> [Written task]: Write out the data again exactly, skipping every picture.

> [Data shown]:
____
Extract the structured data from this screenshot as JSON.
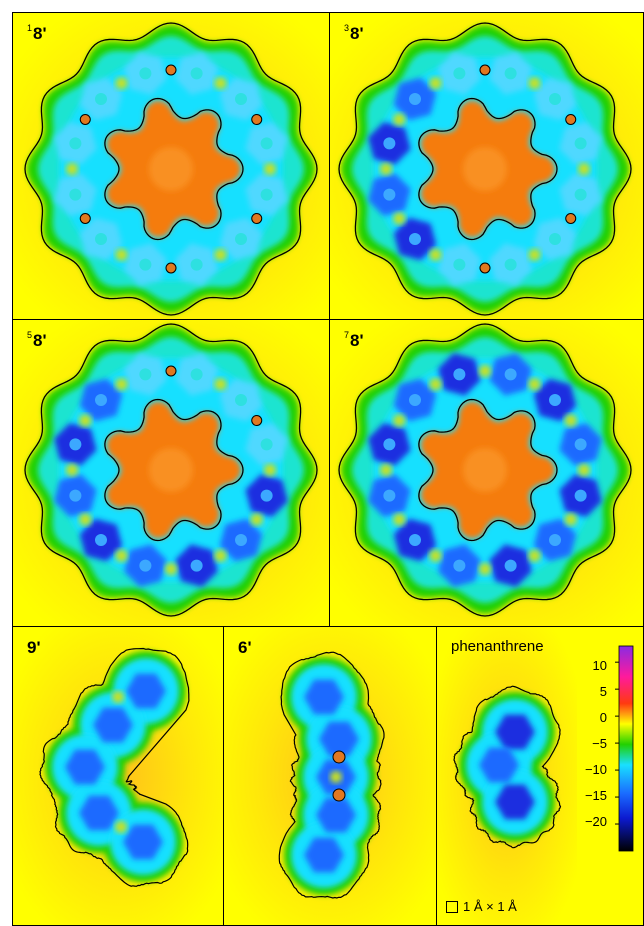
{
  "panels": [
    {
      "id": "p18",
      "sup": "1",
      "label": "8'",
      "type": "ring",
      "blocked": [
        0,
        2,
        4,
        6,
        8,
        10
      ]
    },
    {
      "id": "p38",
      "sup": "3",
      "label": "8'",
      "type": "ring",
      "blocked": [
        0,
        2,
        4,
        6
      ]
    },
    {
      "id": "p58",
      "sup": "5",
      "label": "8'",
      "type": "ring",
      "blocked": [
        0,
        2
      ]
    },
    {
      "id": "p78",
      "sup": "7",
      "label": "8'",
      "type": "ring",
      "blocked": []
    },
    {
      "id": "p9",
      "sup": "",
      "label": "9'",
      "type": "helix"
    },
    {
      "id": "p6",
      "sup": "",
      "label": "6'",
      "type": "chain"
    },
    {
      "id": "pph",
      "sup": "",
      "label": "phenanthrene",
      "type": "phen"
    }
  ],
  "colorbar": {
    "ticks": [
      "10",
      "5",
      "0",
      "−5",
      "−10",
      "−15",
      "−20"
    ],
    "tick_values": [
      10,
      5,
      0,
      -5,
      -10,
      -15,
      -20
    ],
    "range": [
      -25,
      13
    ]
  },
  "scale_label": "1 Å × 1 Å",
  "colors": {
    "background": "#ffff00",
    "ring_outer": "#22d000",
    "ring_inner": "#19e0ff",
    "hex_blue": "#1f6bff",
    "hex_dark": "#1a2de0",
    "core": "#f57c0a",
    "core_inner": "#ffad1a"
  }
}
____
> [Result below]:
Extract the structured data from this screenshot as JSON.
{
  "panels": [
    {
      "id": "p18",
      "sup": "1",
      "label": "8'",
      "type": "ring",
      "blocked": [
        0,
        2,
        4,
        6,
        8,
        10
      ]
    },
    {
      "id": "p38",
      "sup": "3",
      "label": "8'",
      "type": "ring",
      "blocked": [
        0,
        2,
        4,
        6
      ]
    },
    {
      "id": "p58",
      "sup": "5",
      "label": "8'",
      "type": "ring",
      "blocked": [
        0,
        2
      ]
    },
    {
      "id": "p78",
      "sup": "7",
      "label": "8'",
      "type": "ring",
      "blocked": []
    },
    {
      "id": "p9",
      "sup": "",
      "label": "9'",
      "type": "helix"
    },
    {
      "id": "p6",
      "sup": "",
      "label": "6'",
      "type": "chain"
    },
    {
      "id": "pph",
      "sup": "",
      "label": "phenanthrene",
      "type": "phen"
    }
  ],
  "colorbar": {
    "ticks": [
      "10",
      "5",
      "0",
      "−5",
      "−10",
      "−15",
      "−20"
    ],
    "tick_values": [
      10,
      5,
      0,
      -5,
      -10,
      -15,
      -20
    ],
    "range": [
      -25,
      13
    ]
  },
  "scale_label": "1 Å × 1 Å",
  "colors": {
    "background": "#ffff00",
    "ring_outer": "#22d000",
    "ring_inner": "#19e0ff",
    "hex_blue": "#1f6bff",
    "hex_dark": "#1a2de0",
    "core": "#f57c0a",
    "core_inner": "#ffad1a"
  }
}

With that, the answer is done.